### Required task
Copy nothing but the text: reproduce each line of the listing exactly and leave the pictures out.

[Items from a figure collection]
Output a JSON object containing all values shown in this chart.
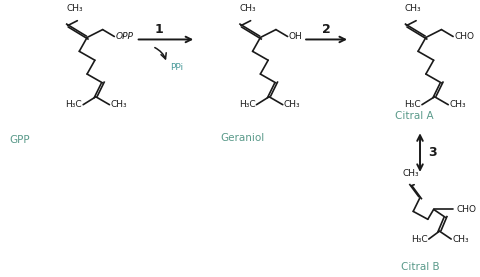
{
  "background_color": "#ffffff",
  "text_color_black": "#1a1a1a",
  "text_color_teal": "#5a9a8a",
  "text_color_ppi": "#4a9a9a",
  "label_gpp": "GPP",
  "label_geraniol": "Geraniol",
  "label_citral_a": "Citral A",
  "label_citral_b": "Citral B",
  "step1": "1",
  "step2": "2",
  "step3": "3",
  "ppi": "PPi",
  "opp": "OPP",
  "oh": "OH",
  "cho": "CHO",
  "ch3": "CH₃",
  "h3c": "H₃C",
  "figsize": [
    4.8,
    2.77
  ],
  "dpi": 100
}
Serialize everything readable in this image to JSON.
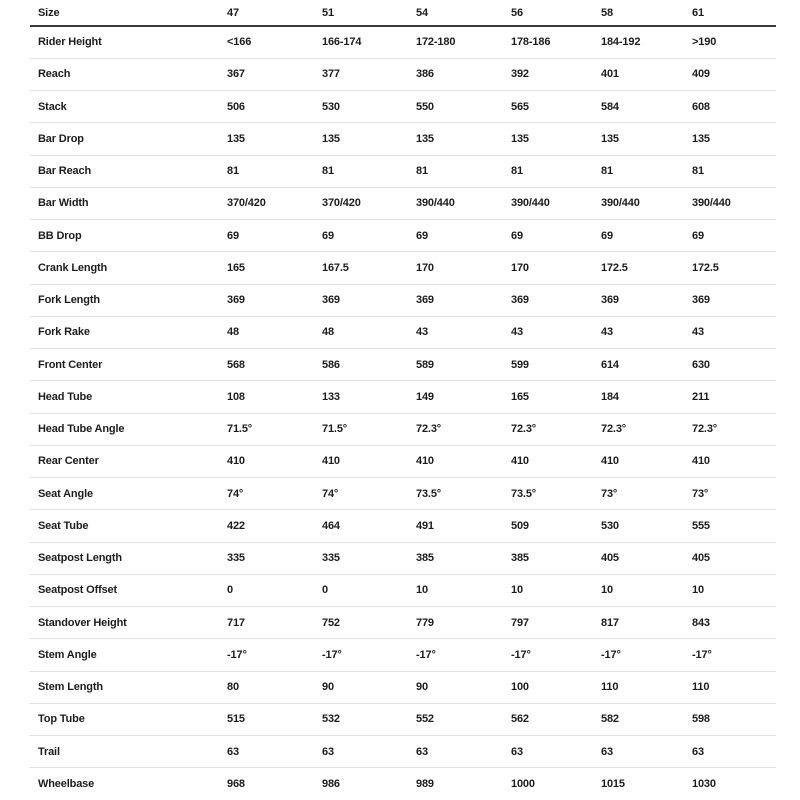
{
  "colors": {
    "background": "#ffffff",
    "text": "#1d1d1d",
    "header_rule": "#383838",
    "row_rule": "#e1e1e1"
  },
  "chart_data": {
    "type": "table",
    "columns": [
      "Size",
      "47",
      "51",
      "54",
      "56",
      "58",
      "61"
    ],
    "rows": [
      {
        "label": "Rider Height",
        "values": [
          "<166",
          "166-174",
          "172-180",
          "178-186",
          "184-192",
          ">190"
        ]
      },
      {
        "label": "Reach",
        "values": [
          "367",
          "377",
          "386",
          "392",
          "401",
          "409"
        ]
      },
      {
        "label": "Stack",
        "values": [
          "506",
          "530",
          "550",
          "565",
          "584",
          "608"
        ]
      },
      {
        "label": "Bar Drop",
        "values": [
          "135",
          "135",
          "135",
          "135",
          "135",
          "135"
        ]
      },
      {
        "label": "Bar Reach",
        "values": [
          "81",
          "81",
          "81",
          "81",
          "81",
          "81"
        ]
      },
      {
        "label": "Bar Width",
        "values": [
          "370/420",
          "370/420",
          "390/440",
          "390/440",
          "390/440",
          "390/440"
        ]
      },
      {
        "label": "BB Drop",
        "values": [
          "69",
          "69",
          "69",
          "69",
          "69",
          "69"
        ]
      },
      {
        "label": "Crank Length",
        "values": [
          "165",
          "167.5",
          "170",
          "170",
          "172.5",
          "172.5"
        ]
      },
      {
        "label": "Fork Length",
        "values": [
          "369",
          "369",
          "369",
          "369",
          "369",
          "369"
        ]
      },
      {
        "label": "Fork Rake",
        "values": [
          "48",
          "48",
          "43",
          "43",
          "43",
          "43"
        ]
      },
      {
        "label": "Front Center",
        "values": [
          "568",
          "586",
          "589",
          "599",
          "614",
          "630"
        ]
      },
      {
        "label": "Head Tube",
        "values": [
          "108",
          "133",
          "149",
          "165",
          "184",
          "211"
        ]
      },
      {
        "label": "Head Tube Angle",
        "values": [
          "71.5°",
          "71.5°",
          "72.3°",
          "72.3°",
          "72.3°",
          "72.3°"
        ]
      },
      {
        "label": "Rear Center",
        "values": [
          "410",
          "410",
          "410",
          "410",
          "410",
          "410"
        ]
      },
      {
        "label": "Seat Angle",
        "values": [
          "74°",
          "74°",
          "73.5°",
          "73.5°",
          "73°",
          "73°"
        ]
      },
      {
        "label": "Seat Tube",
        "values": [
          "422",
          "464",
          "491",
          "509",
          "530",
          "555"
        ]
      },
      {
        "label": "Seatpost Length",
        "values": [
          "335",
          "335",
          "385",
          "385",
          "405",
          "405"
        ]
      },
      {
        "label": "Seatpost Offset",
        "values": [
          "0",
          "0",
          "10",
          "10",
          "10",
          "10"
        ]
      },
      {
        "label": "Standover Height",
        "values": [
          "717",
          "752",
          "779",
          "797",
          "817",
          "843"
        ]
      },
      {
        "label": "Stem Angle",
        "values": [
          "-17°",
          "-17°",
          "-17°",
          "-17°",
          "-17°",
          "-17°"
        ]
      },
      {
        "label": "Stem Length",
        "values": [
          "80",
          "90",
          "90",
          "100",
          "110",
          "110"
        ]
      },
      {
        "label": "Top Tube",
        "values": [
          "515",
          "532",
          "552",
          "562",
          "582",
          "598"
        ]
      },
      {
        "label": "Trail",
        "values": [
          "63",
          "63",
          "63",
          "63",
          "63",
          "63"
        ]
      },
      {
        "label": "Wheelbase",
        "values": [
          "968",
          "986",
          "989",
          "1000",
          "1015",
          "1030"
        ]
      }
    ]
  }
}
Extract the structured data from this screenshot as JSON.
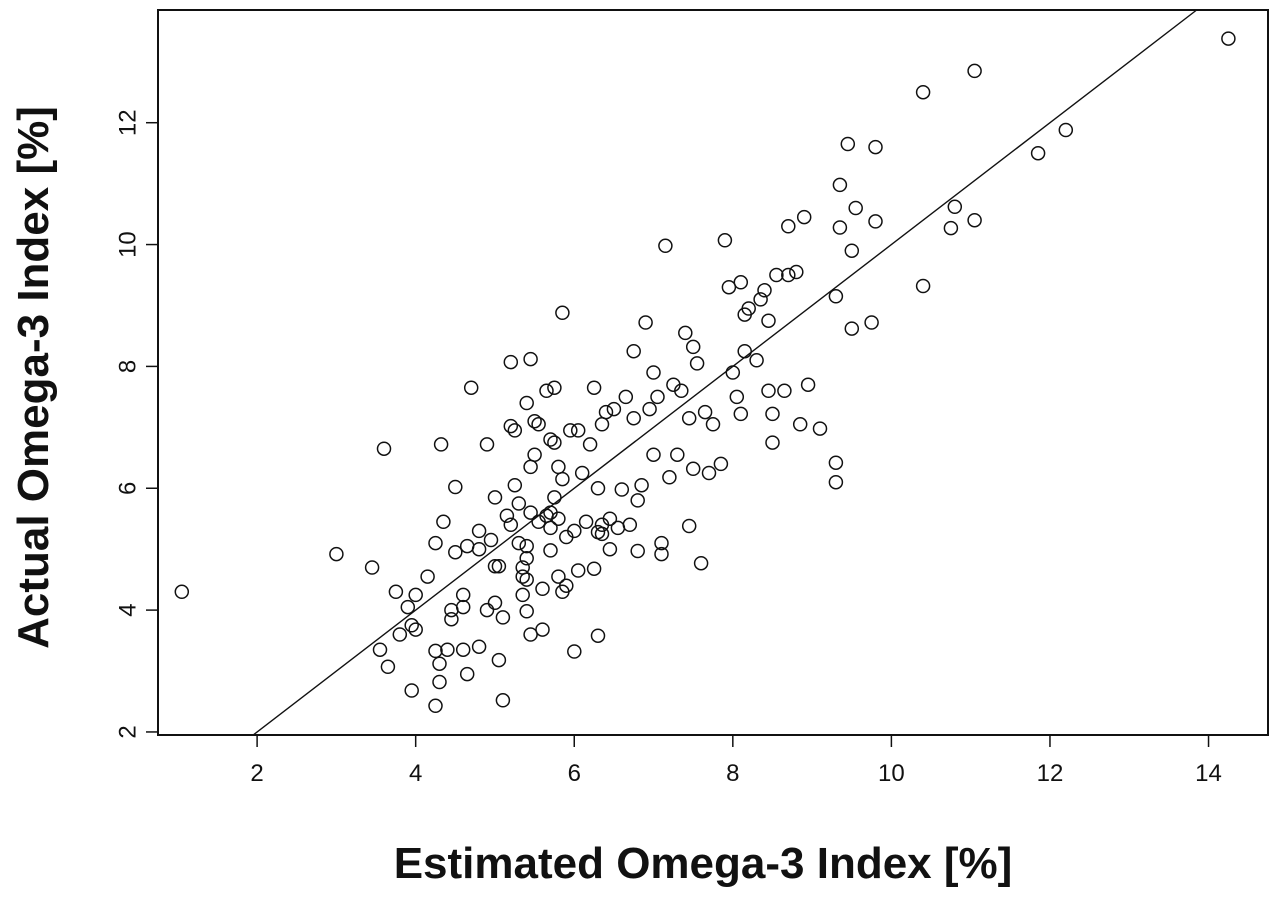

### Output for this task
Output a JSON object containing all values shown in this chart.
{
  "background_color": "#ffffff",
  "text_color_black": "#1a1a1a",
  "text_color_teal": "#5a9a8a",
  "text_color_ppi": "#4a9a9a",
  "label_gpp": "GPP",
  "label_geraniol": "Geraniol",
  "label_citral_a": "Citral A",
  "label_citral_b": "Citral B",
  "step1": "1",
  "step2": "2",
  "step3": "3",
  "ppi": "PPi",
  "opp": "OPP",
  "oh": "OH",
  "cho": "CHO",
  "ch3": "CH₃",
  "h3c": "H₃C",
  "figsize": [
    4.8,
    2.77
  ],
  "dpi": 100
}
Serialize everything readable in this image to JSON.
{
  "colors": {
    "background": "#ffffff",
    "text": "#1d1d1d",
    "header_rule": "#383838",
    "row_rule": "#e1e1e1"
  },
  "chart_data": {
    "type": "table",
    "columns": [
      "Size",
      "47",
      "51",
      "54",
      "56",
      "58",
      "61"
    ],
    "rows": [
      {
        "label": "Rider Height",
        "values": [
          "<166",
          "166-174",
          "172-180",
          "178-186",
          "184-192",
          ">190"
        ]
      },
      {
        "label": "Reach",
        "values": [
          "367",
          "377",
          "386",
          "392",
          "401",
          "409"
        ]
      },
      {
        "label": "Stack",
        "values": [
          "506",
          "530",
          "550",
          "565",
          "584",
          "608"
        ]
      },
      {
        "label": "Bar Drop",
        "values": [
          "135",
          "135",
          "135",
          "135",
          "135",
          "135"
        ]
      },
      {
        "label": "Bar Reach",
        "values": [
          "81",
          "81",
          "81",
          "81",
          "81",
          "81"
        ]
      },
      {
        "label": "Bar Width",
        "values": [
          "370/420",
          "370/420",
          "390/440",
          "390/440",
          "390/440",
          "390/440"
        ]
      },
      {
        "label": "BB Drop",
        "values": [
          "69",
          "69",
          "69",
          "69",
          "69",
          "69"
        ]
      },
      {
        "label": "Crank Length",
        "values": [
          "165",
          "167.5",
          "170",
          "170",
          "172.5",
          "172.5"
        ]
      },
      {
        "label": "Fork Length",
        "values": [
          "369",
          "369",
          "369",
          "369",
          "369",
          "369"
        ]
      },
      {
        "label": "Fork Rake",
        "values": [
          "48",
          "48",
          "43",
          "43",
          "43",
          "43"
        ]
      },
      {
        "label": "Front Center",
        "values": [
          "568",
          "586",
          "589",
          "599",
          "614",
          "630"
        ]
      },
      {
        "label": "Head Tube",
        "values": [
          "108",
          "133",
          "149",
          "165",
          "184",
          "211"
        ]
      },
      {
        "label": "Head Tube Angle",
        "values": [
          "71.5°",
          "71.5°",
          "72.3°",
          "72.3°",
          "72.3°",
          "72.3°"
        ]
      },
      {
        "label": "Rear Center",
        "values": [
          "410",
          "410",
          "410",
          "410",
          "410",
          "410"
        ]
      },
      {
        "label": "Seat Angle",
        "values": [
          "74°",
          "74°",
          "73.5°",
          "73.5°",
          "73°",
          "73°"
        ]
      },
      {
        "label": "Seat Tube",
        "values": [
          "422",
          "464",
          "491",
          "509",
          "530",
          "555"
        ]
      },
      {
        "label": "Seatpost Length",
        "values": [
          "335",
          "335",
          "385",
          "385",
          "405",
          "405"
        ]
      },
      {
        "label": "Seatpost Offset",
        "values": [
          "0",
          "0",
          "10",
          "10",
          "10",
          "10"
        ]
      },
      {
        "label": "Standover Height",
        "values": [
          "717",
          "752",
          "779",
          "797",
          "817",
          "843"
        ]
      },
      {
        "label": "Stem Angle",
        "values": [
          "-17°",
          "-17°",
          "-17°",
          "-17°",
          "-17°",
          "-17°"
        ]
      },
      {
        "label": "Stem Length",
        "values": [
          "80",
          "90",
          "90",
          "100",
          "110",
          "110"
        ]
      },
      {
        "label": "Top Tube",
        "values": [
          "515",
          "532",
          "552",
          "562",
          "582",
          "598"
        ]
      },
      {
        "label": "Trail",
        "values": [
          "63",
          "63",
          "63",
          "63",
          "63",
          "63"
        ]
      },
      {
        "label": "Wheelbase",
        "values": [
          "968",
          "986",
          "989",
          "1000",
          "1015",
          "1030"
        ]
      }
    ]
  }
}
Extract the structured data from this screenshot as JSON.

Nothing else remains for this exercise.